■ **What needs to be done**: Go through the listing and set it down exactly, leaving out its pictures.

[Data listing]

▽

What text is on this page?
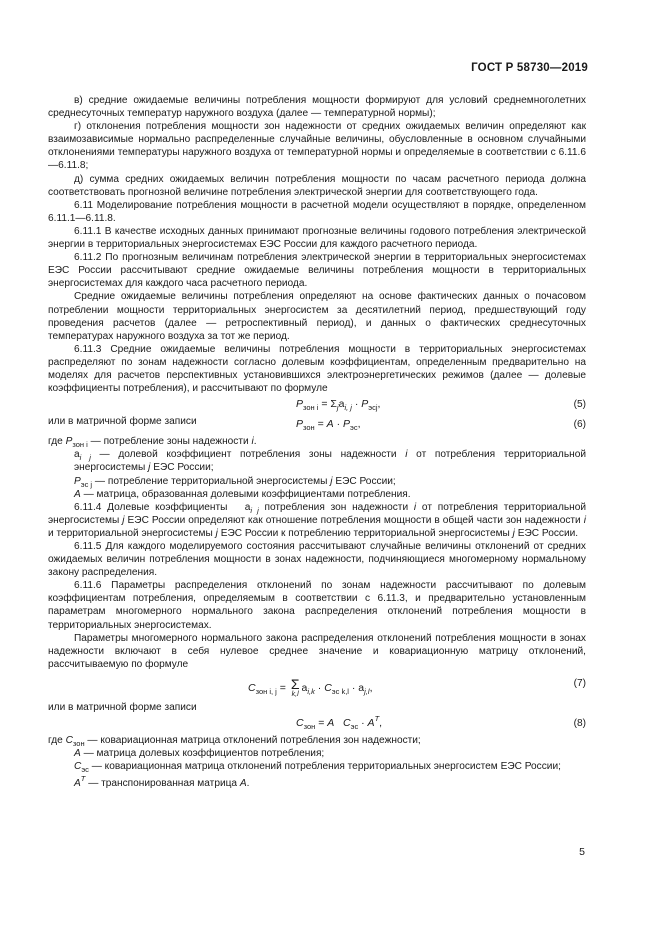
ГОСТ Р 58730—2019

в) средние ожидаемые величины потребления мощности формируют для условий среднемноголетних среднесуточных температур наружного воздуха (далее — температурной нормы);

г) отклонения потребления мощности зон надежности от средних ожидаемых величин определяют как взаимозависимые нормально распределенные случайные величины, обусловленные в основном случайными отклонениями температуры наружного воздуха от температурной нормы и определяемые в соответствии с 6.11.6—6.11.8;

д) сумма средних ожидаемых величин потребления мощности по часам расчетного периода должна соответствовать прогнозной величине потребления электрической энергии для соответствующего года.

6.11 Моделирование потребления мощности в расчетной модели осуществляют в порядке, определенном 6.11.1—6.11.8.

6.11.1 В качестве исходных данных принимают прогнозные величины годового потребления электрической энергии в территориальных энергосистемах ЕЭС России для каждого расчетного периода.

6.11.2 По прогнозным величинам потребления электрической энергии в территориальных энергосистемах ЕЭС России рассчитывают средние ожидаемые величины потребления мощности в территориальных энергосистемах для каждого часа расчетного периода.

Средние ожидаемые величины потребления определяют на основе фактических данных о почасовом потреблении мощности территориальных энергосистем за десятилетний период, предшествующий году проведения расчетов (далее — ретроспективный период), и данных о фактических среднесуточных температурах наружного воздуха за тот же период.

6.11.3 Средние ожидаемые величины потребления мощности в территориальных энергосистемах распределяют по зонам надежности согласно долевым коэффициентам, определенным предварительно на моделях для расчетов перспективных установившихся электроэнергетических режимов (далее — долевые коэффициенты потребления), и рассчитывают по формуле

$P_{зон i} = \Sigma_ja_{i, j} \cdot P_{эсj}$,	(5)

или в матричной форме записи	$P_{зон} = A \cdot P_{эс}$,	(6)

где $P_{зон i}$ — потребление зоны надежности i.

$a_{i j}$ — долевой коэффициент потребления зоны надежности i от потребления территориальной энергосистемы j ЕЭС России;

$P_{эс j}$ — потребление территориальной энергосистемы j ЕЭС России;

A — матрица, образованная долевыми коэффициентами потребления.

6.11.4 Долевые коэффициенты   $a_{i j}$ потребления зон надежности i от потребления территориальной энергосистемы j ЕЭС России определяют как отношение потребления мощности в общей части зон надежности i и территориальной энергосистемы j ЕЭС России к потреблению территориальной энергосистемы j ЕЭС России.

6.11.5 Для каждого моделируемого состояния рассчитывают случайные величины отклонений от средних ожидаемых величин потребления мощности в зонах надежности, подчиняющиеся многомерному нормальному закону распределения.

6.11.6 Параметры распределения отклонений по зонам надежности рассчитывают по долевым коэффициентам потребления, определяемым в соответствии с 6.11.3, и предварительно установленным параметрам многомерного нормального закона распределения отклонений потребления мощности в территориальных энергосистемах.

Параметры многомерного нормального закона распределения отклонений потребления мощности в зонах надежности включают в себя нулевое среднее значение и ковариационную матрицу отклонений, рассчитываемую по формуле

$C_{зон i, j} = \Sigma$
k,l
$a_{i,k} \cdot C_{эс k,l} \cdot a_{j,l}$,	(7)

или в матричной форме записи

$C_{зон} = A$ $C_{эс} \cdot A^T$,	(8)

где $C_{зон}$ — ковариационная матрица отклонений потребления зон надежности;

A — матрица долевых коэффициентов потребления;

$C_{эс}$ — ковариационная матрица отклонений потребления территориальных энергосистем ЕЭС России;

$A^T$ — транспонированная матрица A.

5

△

■ **Problem solution**:
What text is on this page?
ГОСТ Р 58730—2019

в) средние ожидаемые величины потребления мощности формируют для условий среднемноголетних среднесуточных температур наружного воздуха (далее — температурной нормы);

г) отклонения потребления мощности зон надежности от средних ожидаемых величин определяют как взаимозависимые нормально распределенные случайные величины, обусловленные в основном случайными отклонениями температуры наружного воздуха от температурной нормы и определяемые в соответствии с 6.11.6—6.11.8;

д) сумма средних ожидаемых величин потребления мощности по часам расчетного периода должна соответствовать прогнозной величине потребления электрической энергии для соответствующего года.

6.11 Моделирование потребления мощности в расчетной модели осуществляют в порядке, определенном 6.11.1—6.11.8.

6.11.1 В качестве исходных данных принимают прогнозные величины годового потребления электрической энергии в территориальных энергосистемах ЕЭС России для каждого расчетного периода.

6.11.2 По прогнозным величинам потребления электрической энергии в территориальных энергосистемах ЕЭС России рассчитывают средние ожидаемые величины потребления мощности в территориальных энергосистемах для каждого часа расчетного периода.

Средние ожидаемые величины потребления определяют на основе фактических данных о почасовом потреблении мощности территориальных энергосистем за десятилетний период, предшествующий году проведения расчетов (далее — ретроспективный период), и данных о фактических среднесуточных температурах наружного воздуха за тот же период.

6.11.3 Средние ожидаемые величины потребления мощности в территориальных энергосистемах распределяют по зонам надежности согласно долевым коэффициентам, определенным предварительно на моделях для расчетов перспективных установившихся электроэнергетических режимов (далее — долевые коэффициенты потребления), и рассчитывают по формуле

$P_{зон i} = \Sigma_ja_{i, j} \cdot P_{эсj}$,	(5)

или в матричной форме записи	$P_{зон} = A \cdot P_{эс}$,	(6)

где $P_{зон i}$ — потребление зоны надежности i.

$a_{i j}$ — долевой коэффициент потребления зоны надежности i от потребления территориальной энергосистемы j ЕЭС России;

$P_{эс j}$ — потребление территориальной энергосистемы j ЕЭС России;

A — матрица, образованная долевыми коэффициентами потребления.

6.11.4 Долевые коэффициенты   $a_{i j}$ потребления зон надежности i от потребления территориальной энергосистемы j ЕЭС России определяют как отношение потребления мощности в общей части зон надежности i и территориальной энергосистемы j ЕЭС России к потреблению территориальной энергосистемы j ЕЭС России.

6.11.5 Для каждого моделируемого состояния рассчитывают случайные величины отклонений от средних ожидаемых величин потребления мощности в зонах надежности, подчиняющиеся многомерному нормальному закону распределения.

6.11.6 Параметры распределения отклонений по зонам надежности рассчитывают по долевым коэффициентам потребления, определяемым в соответствии с 6.11.3, и предварительно установленным параметрам многомерного нормального закона распределения отклонений потребления мощности в территориальных энергосистемах.

Параметры многомерного нормального закона распределения отклонений потребления мощности в зонах надежности включают в себя нулевое среднее значение и ковариационную матрицу отклонений, рассчитываемую по формуле

$C_{зон i, j} = \Sigma$
k,l
$a_{i,k} \cdot C_{эс k,l} \cdot a_{j,l}$,	(7)

или в матричной форме записи

$C_{зон} = A$ $C_{эс} \cdot A^T$,	(8)

где $C_{зон}$ — ковариационная матрица отклонений потребления зон надежности;

A — матрица долевых коэффициентов потребления;

$C_{эс}$ — ковариационная матрица отклонений потребления территориальных энергосистем ЕЭС России;

$A^T$ — транспонированная матрица A.

5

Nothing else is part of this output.